(Stored data entries)
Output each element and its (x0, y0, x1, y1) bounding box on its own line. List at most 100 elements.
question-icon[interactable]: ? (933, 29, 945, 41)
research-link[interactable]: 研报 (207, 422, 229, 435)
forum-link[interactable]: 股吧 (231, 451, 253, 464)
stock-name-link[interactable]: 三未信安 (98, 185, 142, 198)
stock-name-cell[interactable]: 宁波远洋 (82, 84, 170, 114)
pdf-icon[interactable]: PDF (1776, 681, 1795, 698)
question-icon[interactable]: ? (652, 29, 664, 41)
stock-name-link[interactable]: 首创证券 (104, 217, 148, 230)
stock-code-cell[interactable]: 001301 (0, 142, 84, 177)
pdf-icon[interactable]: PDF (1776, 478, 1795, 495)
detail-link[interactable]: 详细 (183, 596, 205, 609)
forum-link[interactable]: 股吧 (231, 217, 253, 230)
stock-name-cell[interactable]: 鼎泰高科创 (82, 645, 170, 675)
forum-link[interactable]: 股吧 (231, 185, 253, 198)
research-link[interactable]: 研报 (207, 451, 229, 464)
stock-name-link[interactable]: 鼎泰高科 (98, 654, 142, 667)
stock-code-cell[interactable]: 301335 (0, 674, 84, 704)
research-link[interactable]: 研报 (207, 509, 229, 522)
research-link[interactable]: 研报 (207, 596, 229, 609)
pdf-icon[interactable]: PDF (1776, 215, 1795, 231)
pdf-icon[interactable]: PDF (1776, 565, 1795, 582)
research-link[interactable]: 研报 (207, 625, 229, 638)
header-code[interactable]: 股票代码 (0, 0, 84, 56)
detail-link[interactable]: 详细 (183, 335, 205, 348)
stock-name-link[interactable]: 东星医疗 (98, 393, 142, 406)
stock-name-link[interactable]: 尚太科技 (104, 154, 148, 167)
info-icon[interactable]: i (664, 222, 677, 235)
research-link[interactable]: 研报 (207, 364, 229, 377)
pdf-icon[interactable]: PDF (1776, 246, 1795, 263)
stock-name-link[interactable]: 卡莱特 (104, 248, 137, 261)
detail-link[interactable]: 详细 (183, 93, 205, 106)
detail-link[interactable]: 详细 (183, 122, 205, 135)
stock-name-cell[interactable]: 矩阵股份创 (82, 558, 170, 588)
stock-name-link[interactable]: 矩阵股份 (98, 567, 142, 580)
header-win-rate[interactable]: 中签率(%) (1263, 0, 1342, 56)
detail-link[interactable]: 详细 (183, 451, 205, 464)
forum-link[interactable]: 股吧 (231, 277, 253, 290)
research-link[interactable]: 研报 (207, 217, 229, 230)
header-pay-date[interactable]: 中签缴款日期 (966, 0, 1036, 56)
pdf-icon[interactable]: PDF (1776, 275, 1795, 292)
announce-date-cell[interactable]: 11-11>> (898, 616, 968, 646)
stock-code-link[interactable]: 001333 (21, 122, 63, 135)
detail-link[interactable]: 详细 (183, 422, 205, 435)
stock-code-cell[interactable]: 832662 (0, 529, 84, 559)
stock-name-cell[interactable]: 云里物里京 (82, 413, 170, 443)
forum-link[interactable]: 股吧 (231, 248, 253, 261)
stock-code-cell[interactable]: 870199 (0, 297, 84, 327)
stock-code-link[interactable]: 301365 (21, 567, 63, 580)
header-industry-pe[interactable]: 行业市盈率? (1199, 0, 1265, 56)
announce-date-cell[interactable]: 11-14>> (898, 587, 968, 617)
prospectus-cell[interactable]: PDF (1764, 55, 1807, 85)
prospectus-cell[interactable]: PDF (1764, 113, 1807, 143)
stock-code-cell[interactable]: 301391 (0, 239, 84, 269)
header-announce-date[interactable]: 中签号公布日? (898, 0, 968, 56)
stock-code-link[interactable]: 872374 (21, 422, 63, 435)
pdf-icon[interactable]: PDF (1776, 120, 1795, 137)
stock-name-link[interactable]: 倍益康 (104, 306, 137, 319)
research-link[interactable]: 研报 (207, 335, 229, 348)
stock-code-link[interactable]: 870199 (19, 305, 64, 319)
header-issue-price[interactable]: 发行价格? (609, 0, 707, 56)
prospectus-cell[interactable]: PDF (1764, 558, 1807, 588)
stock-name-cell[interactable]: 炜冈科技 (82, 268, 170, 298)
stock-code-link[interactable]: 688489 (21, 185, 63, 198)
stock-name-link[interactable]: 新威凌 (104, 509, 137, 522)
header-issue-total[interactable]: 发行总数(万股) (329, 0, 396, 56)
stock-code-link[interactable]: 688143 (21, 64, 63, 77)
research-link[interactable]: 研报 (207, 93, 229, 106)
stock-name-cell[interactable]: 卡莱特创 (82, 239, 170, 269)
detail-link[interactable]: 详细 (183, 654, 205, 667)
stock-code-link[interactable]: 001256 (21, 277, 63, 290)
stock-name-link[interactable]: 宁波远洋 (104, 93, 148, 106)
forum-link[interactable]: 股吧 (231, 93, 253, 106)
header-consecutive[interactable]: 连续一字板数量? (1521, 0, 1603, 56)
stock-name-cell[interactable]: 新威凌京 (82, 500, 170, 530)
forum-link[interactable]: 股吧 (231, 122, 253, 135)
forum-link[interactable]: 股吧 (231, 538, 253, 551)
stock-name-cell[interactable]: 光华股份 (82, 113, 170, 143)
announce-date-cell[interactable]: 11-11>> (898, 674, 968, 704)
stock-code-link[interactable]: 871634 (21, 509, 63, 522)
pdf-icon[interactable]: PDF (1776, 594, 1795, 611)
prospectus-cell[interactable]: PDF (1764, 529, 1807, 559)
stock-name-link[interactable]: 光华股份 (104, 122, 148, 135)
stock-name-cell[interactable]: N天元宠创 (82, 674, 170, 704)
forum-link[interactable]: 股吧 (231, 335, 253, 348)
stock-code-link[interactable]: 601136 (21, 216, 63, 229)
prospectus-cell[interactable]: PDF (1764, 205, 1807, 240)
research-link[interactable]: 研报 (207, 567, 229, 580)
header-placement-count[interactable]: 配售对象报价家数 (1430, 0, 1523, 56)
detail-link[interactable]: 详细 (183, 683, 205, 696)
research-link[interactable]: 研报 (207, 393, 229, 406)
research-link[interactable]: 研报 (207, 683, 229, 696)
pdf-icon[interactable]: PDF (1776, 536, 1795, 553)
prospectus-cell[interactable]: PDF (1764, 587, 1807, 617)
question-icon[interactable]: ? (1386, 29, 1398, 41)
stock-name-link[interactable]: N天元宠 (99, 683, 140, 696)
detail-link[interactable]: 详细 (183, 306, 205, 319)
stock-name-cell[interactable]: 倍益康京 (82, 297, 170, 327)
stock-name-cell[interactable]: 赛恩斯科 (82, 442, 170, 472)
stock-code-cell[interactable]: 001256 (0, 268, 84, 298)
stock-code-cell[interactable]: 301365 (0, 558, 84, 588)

▶ [AIM OF THE EXERCISE]:
Please update the records above by changing every "research-link" to "report-link", with everything else kept the same.

▶ [WRITTEN SOLUTION]:
Output each element and its (x0, y0, x1, y1) bounding box on its own line. List at most 100 elements.
question-icon[interactable]: ? (933, 29, 945, 41)
report-link[interactable]: 研报 (207, 422, 229, 435)
forum-link[interactable]: 股吧 (231, 451, 253, 464)
stock-name-link[interactable]: 三未信安 (98, 185, 142, 198)
stock-name-cell[interactable]: 宁波远洋 (82, 84, 170, 114)
pdf-icon[interactable]: PDF (1776, 681, 1795, 698)
question-icon[interactable]: ? (652, 29, 664, 41)
stock-name-link[interactable]: 首创证券 (104, 217, 148, 230)
stock-code-cell[interactable]: 001301 (0, 142, 84, 177)
pdf-icon[interactable]: PDF (1776, 478, 1795, 495)
detail-link[interactable]: 详细 (183, 596, 205, 609)
forum-link[interactable]: 股吧 (231, 217, 253, 230)
stock-name-cell[interactable]: 鼎泰高科创 (82, 645, 170, 675)
forum-link[interactable]: 股吧 (231, 185, 253, 198)
report-link[interactable]: 研报 (207, 451, 229, 464)
stock-name-link[interactable]: 鼎泰高科 (98, 654, 142, 667)
stock-code-cell[interactable]: 301335 (0, 674, 84, 704)
report-link[interactable]: 研报 (207, 509, 229, 522)
report-link[interactable]: 研报 (207, 596, 229, 609)
pdf-icon[interactable]: PDF (1776, 215, 1795, 231)
pdf-icon[interactable]: PDF (1776, 565, 1795, 582)
report-link[interactable]: 研报 (207, 625, 229, 638)
header-code[interactable]: 股票代码 (0, 0, 84, 56)
detail-link[interactable]: 详细 (183, 335, 205, 348)
stock-name-link[interactable]: 东星医疗 (98, 393, 142, 406)
stock-name-link[interactable]: 尚太科技 (104, 154, 148, 167)
info-icon[interactable]: i (664, 222, 677, 235)
report-link[interactable]: 研报 (207, 364, 229, 377)
pdf-icon[interactable]: PDF (1776, 246, 1795, 263)
stock-name-link[interactable]: 卡莱特 (104, 248, 137, 261)
detail-link[interactable]: 详细 (183, 93, 205, 106)
detail-link[interactable]: 详细 (183, 122, 205, 135)
stock-name-cell[interactable]: 矩阵股份创 (82, 558, 170, 588)
stock-name-link[interactable]: 矩阵股份 (98, 567, 142, 580)
header-win-rate[interactable]: 中签率(%) (1263, 0, 1342, 56)
detail-link[interactable]: 详细 (183, 451, 205, 464)
forum-link[interactable]: 股吧 (231, 277, 253, 290)
report-link[interactable]: 研报 (207, 217, 229, 230)
header-pay-date[interactable]: 中签缴款日期 (966, 0, 1036, 56)
pdf-icon[interactable]: PDF (1776, 275, 1795, 292)
announce-date-cell[interactable]: 11-11>> (898, 616, 968, 646)
stock-code-link[interactable]: 001333 (21, 122, 63, 135)
detail-link[interactable]: 详细 (183, 422, 205, 435)
stock-code-cell[interactable]: 832662 (0, 529, 84, 559)
stock-name-cell[interactable]: 云里物里京 (82, 413, 170, 443)
forum-link[interactable]: 股吧 (231, 248, 253, 261)
stock-code-cell[interactable]: 870199 (0, 297, 84, 327)
stock-code-link[interactable]: 301365 (21, 567, 63, 580)
header-industry-pe[interactable]: 行业市盈率? (1199, 0, 1265, 56)
announce-date-cell[interactable]: 11-14>> (898, 587, 968, 617)
prospectus-cell[interactable]: PDF (1764, 55, 1807, 85)
prospectus-cell[interactable]: PDF (1764, 113, 1807, 143)
stock-code-cell[interactable]: 301391 (0, 239, 84, 269)
header-announce-date[interactable]: 中签号公布日? (898, 0, 968, 56)
stock-code-link[interactable]: 872374 (21, 422, 63, 435)
pdf-icon[interactable]: PDF (1776, 120, 1795, 137)
stock-name-link[interactable]: 倍益康 (104, 306, 137, 319)
report-link[interactable]: 研报 (207, 335, 229, 348)
stock-code-link[interactable]: 870199 (19, 305, 64, 319)
header-issue-price[interactable]: 发行价格? (609, 0, 707, 56)
prospectus-cell[interactable]: PDF (1764, 558, 1807, 588)
stock-name-cell[interactable]: 炜冈科技 (82, 268, 170, 298)
stock-code-link[interactable]: 688489 (21, 185, 63, 198)
stock-name-link[interactable]: 新威凌 (104, 509, 137, 522)
header-issue-total[interactable]: 发行总数(万股) (329, 0, 396, 56)
stock-code-link[interactable]: 688143 (21, 64, 63, 77)
report-link[interactable]: 研报 (207, 93, 229, 106)
stock-name-cell[interactable]: 卡莱特创 (82, 239, 170, 269)
detail-link[interactable]: 详细 (183, 654, 205, 667)
stock-code-link[interactable]: 001256 (21, 277, 63, 290)
stock-name-link[interactable]: 宁波远洋 (104, 93, 148, 106)
forum-link[interactable]: 股吧 (231, 93, 253, 106)
header-consecutive[interactable]: 连续一字板数量? (1521, 0, 1603, 56)
stock-name-cell[interactable]: 新威凌京 (82, 500, 170, 530)
forum-link[interactable]: 股吧 (231, 122, 253, 135)
forum-link[interactable]: 股吧 (231, 538, 253, 551)
stock-name-cell[interactable]: 光华股份 (82, 113, 170, 143)
announce-date-cell[interactable]: 11-11>> (898, 674, 968, 704)
stock-code-link[interactable]: 871634 (21, 509, 63, 522)
pdf-icon[interactable]: PDF (1776, 594, 1795, 611)
prospectus-cell[interactable]: PDF (1764, 529, 1807, 559)
stock-name-link[interactable]: 光华股份 (104, 122, 148, 135)
stock-name-cell[interactable]: N天元宠创 (82, 674, 170, 704)
forum-link[interactable]: 股吧 (231, 335, 253, 348)
stock-code-link[interactable]: 601136 (21, 216, 63, 229)
prospectus-cell[interactable]: PDF (1764, 205, 1807, 240)
report-link[interactable]: 研报 (207, 567, 229, 580)
header-placement-count[interactable]: 配售对象报价家数 (1430, 0, 1523, 56)
detail-link[interactable]: 详细 (183, 683, 205, 696)
report-link[interactable]: 研报 (207, 393, 229, 406)
report-link[interactable]: 研报 (207, 683, 229, 696)
pdf-icon[interactable]: PDF (1776, 536, 1795, 553)
prospectus-cell[interactable]: PDF (1764, 587, 1807, 617)
question-icon[interactable]: ? (1386, 29, 1398, 41)
stock-name-link[interactable]: N天元宠 (99, 683, 140, 696)
detail-link[interactable]: 详细 (183, 306, 205, 319)
stock-name-cell[interactable]: 倍益康京 (82, 297, 170, 327)
stock-name-cell[interactable]: 赛恩斯科 (82, 442, 170, 472)
stock-code-cell[interactable]: 001256 (0, 268, 84, 298)
stock-code-cell[interactable]: 301365 (0, 558, 84, 588)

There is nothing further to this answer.